> **Supplied text**
[Start of section]

WASHINGTON-Any previous bets that the auction of the D-, E- and F-block broadband personal communications services licenses would not garner even $1 billion are off. As of Round 25, net revenues for the three blocks total $980.6 million, and the bidding is nowhere near finished.

“In any case, I still say the auction won’t go past $2 billion, and it will likely conclude in October although all it takes is one prolonged battle between two bidders for one out of 1,479 licenses for the auction to continue,” commented auction analyst Taylor Simmons of Simmons Associates in Washington, D.C.

As of Round 25, bids on D-block licenses made up 42 percent of total net revenues, bids on the E block contributed 39.7 percent and the F block was responsible for the final 18.3 percent. According to figures compiled by BIA Consulting in Chantilly, Va., the national average price per pop being paid for D-block licenses as of Round 25 was $1.57; the E block, $1.48; and for the F block, $0.68.

[End of section]

> **Prompt**
Quote the passage on the D-, E- and F-block PCS license auction in full, word for word.

Records from a dataset:
[Start of section]

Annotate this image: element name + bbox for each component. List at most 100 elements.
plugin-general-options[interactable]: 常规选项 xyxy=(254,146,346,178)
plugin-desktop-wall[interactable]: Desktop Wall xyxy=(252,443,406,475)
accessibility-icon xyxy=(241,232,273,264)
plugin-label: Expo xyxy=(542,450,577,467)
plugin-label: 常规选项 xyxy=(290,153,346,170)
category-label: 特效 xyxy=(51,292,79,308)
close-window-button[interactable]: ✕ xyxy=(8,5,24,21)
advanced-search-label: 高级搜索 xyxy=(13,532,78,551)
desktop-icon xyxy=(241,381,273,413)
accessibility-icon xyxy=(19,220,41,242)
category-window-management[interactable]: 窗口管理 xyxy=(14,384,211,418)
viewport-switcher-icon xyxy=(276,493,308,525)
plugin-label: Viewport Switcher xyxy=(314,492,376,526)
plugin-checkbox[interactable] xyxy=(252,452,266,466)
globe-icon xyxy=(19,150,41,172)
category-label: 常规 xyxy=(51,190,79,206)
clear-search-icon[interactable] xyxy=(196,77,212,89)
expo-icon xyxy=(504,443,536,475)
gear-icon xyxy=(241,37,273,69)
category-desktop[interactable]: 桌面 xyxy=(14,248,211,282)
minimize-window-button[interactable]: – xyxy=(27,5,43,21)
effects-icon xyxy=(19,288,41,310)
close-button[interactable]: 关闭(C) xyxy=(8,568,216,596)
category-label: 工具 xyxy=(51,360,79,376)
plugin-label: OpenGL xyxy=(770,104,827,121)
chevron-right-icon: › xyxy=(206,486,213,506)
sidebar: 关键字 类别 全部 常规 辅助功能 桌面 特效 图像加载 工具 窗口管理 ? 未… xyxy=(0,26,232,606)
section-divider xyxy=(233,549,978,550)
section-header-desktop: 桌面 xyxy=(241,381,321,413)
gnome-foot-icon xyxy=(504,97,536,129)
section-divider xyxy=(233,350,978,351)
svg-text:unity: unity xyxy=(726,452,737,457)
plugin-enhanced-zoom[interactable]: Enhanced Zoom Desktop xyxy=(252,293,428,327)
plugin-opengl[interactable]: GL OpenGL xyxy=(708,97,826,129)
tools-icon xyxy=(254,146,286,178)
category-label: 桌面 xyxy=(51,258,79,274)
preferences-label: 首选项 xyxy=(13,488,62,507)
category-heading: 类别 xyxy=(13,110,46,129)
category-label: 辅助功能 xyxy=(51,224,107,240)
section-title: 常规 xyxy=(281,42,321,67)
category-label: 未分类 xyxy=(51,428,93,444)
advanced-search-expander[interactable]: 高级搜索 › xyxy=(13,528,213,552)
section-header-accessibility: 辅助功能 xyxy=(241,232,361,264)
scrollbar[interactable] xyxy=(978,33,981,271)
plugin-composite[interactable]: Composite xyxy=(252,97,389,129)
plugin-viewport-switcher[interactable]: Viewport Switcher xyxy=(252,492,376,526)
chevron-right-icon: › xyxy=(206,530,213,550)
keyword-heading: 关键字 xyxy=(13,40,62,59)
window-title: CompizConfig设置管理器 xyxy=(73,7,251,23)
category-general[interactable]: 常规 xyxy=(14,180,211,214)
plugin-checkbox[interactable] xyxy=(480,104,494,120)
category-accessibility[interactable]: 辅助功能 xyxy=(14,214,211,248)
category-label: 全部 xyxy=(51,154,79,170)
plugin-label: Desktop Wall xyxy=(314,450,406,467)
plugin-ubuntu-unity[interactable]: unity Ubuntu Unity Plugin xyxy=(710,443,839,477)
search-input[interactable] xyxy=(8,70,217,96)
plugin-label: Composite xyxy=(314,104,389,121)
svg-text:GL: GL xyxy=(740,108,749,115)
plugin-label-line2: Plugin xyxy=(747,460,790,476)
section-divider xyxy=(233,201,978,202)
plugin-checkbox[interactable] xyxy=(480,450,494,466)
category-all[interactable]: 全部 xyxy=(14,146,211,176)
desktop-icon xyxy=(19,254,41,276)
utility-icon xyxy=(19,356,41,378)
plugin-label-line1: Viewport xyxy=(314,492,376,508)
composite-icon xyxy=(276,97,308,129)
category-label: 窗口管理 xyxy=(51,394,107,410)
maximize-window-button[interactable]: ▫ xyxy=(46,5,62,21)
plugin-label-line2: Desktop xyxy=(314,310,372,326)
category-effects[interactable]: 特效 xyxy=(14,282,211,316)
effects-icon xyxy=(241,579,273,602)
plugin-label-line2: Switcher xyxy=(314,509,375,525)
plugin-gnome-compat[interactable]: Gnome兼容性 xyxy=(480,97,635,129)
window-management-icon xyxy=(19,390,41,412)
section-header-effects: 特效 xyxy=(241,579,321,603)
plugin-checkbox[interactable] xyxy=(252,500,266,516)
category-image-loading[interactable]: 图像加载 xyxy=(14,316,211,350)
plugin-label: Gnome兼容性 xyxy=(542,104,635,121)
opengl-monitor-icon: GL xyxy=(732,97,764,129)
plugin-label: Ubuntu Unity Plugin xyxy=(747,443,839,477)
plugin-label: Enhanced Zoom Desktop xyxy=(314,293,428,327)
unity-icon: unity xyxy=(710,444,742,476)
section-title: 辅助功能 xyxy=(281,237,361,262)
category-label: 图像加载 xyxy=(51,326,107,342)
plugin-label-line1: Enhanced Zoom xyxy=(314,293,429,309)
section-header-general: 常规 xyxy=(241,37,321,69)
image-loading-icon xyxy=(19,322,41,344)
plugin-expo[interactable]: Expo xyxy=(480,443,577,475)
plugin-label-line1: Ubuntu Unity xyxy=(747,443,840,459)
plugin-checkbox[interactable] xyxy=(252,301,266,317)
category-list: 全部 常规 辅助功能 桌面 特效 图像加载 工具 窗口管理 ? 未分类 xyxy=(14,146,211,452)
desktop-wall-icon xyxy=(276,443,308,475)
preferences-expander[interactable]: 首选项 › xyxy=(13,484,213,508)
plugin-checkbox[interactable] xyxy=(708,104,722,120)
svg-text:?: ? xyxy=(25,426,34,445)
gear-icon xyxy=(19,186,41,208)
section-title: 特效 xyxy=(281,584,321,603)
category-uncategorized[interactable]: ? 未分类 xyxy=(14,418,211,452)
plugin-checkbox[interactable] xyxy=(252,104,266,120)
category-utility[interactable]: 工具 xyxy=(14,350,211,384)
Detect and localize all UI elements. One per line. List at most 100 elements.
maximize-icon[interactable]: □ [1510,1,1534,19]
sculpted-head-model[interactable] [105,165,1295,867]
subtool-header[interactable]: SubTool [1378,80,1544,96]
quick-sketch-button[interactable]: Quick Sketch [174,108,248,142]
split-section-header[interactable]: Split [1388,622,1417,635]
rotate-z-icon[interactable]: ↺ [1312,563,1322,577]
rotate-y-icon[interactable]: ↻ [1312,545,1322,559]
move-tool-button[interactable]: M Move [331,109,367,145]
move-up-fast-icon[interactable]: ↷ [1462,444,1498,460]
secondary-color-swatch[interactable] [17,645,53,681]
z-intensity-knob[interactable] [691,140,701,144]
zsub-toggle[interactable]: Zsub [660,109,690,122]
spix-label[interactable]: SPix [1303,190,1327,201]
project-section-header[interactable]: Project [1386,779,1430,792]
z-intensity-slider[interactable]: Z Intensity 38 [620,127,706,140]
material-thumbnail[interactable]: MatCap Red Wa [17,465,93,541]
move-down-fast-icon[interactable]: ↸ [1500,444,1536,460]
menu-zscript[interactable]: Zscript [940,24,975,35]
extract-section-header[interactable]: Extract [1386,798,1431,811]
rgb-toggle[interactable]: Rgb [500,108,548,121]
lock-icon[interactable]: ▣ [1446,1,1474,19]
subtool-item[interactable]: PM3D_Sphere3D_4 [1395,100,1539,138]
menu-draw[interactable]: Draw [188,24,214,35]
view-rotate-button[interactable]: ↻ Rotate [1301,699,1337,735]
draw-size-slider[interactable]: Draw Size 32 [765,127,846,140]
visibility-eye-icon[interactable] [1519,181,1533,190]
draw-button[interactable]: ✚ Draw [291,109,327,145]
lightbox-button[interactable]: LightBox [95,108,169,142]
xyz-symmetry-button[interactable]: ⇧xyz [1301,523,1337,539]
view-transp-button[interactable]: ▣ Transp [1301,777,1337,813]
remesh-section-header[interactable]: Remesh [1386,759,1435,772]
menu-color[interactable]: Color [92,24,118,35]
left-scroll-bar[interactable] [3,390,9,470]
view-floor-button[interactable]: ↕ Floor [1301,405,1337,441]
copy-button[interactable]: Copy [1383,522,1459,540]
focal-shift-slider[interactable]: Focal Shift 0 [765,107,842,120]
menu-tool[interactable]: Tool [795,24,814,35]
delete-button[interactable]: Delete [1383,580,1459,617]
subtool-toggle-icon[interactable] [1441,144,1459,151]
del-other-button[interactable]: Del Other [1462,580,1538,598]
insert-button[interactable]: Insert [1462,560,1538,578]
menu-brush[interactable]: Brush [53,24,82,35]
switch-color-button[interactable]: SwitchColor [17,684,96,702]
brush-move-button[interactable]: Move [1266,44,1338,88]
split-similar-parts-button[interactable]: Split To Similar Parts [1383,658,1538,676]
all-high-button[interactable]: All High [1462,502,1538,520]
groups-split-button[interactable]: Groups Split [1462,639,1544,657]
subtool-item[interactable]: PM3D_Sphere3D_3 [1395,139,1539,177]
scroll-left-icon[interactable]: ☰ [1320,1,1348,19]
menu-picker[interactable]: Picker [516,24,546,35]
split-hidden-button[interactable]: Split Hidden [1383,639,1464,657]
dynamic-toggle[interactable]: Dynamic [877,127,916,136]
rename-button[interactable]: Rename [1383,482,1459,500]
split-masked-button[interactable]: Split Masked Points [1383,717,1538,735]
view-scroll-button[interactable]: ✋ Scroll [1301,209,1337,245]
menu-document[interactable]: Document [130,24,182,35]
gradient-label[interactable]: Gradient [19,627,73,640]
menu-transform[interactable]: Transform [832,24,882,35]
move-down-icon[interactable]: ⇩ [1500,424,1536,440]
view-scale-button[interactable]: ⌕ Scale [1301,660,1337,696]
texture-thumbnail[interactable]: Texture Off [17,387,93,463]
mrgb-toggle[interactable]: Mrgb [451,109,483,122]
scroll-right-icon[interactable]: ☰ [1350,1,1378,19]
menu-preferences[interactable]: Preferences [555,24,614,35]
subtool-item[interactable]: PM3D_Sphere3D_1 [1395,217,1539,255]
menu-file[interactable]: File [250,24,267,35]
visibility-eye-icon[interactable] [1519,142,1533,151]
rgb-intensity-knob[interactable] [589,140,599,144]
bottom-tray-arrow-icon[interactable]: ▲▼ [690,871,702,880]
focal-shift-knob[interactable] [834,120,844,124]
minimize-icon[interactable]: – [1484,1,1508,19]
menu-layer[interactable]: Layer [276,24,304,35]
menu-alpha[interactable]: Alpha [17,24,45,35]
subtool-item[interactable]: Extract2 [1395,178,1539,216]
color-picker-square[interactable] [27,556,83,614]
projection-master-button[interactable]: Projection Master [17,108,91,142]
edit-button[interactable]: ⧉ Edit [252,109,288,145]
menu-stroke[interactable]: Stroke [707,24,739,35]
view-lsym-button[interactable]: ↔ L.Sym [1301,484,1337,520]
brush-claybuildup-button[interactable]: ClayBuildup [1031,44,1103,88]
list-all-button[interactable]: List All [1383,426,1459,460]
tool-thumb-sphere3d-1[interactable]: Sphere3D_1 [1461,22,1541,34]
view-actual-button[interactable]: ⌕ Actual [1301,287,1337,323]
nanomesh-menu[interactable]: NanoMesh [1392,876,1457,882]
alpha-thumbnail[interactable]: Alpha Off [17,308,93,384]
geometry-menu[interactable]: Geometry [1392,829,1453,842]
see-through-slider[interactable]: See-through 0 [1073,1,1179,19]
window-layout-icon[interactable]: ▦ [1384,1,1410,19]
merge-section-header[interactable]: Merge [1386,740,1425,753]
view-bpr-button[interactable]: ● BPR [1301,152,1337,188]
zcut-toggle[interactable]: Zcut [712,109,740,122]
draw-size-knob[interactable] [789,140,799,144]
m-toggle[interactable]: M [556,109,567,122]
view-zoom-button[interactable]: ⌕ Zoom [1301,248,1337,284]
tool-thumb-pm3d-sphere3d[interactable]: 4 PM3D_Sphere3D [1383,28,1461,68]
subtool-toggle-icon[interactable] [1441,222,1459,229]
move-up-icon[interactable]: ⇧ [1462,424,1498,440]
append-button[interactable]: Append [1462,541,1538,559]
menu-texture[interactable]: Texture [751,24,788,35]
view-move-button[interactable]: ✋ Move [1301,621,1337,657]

[End of section]

> **Output for this exercise**
WASHINGTON-Any previous bets that the auction of the D-, E- and F-block broadband personal communications services licenses would not garner even $1 billion are off. As of Round 25, net revenues for the three blocks total $980.6 million, and the bidding is nowhere near finished.

“In any case, I still say the auction won’t go past $2 billion, and it will likely conclude in October although all it takes is one prolonged battle between two bidders for one out of 1,479 licenses for the auction to continue,” commented auction analyst Taylor Simmons of Simmons Associates in Washington, D.C.

As of Round 25, bids on D-block licenses made up 42 percent of total net revenues, bids on the E block contributed 39.7 percent and the F block was responsible for the final 18.3 percent. According to figures compiled by BIA Consulting in Chantilly, Va., the national average price per pop being paid for D-block licenses as of Round 25 was $1.57; the E block, $1.48; and for the F block, $0.68.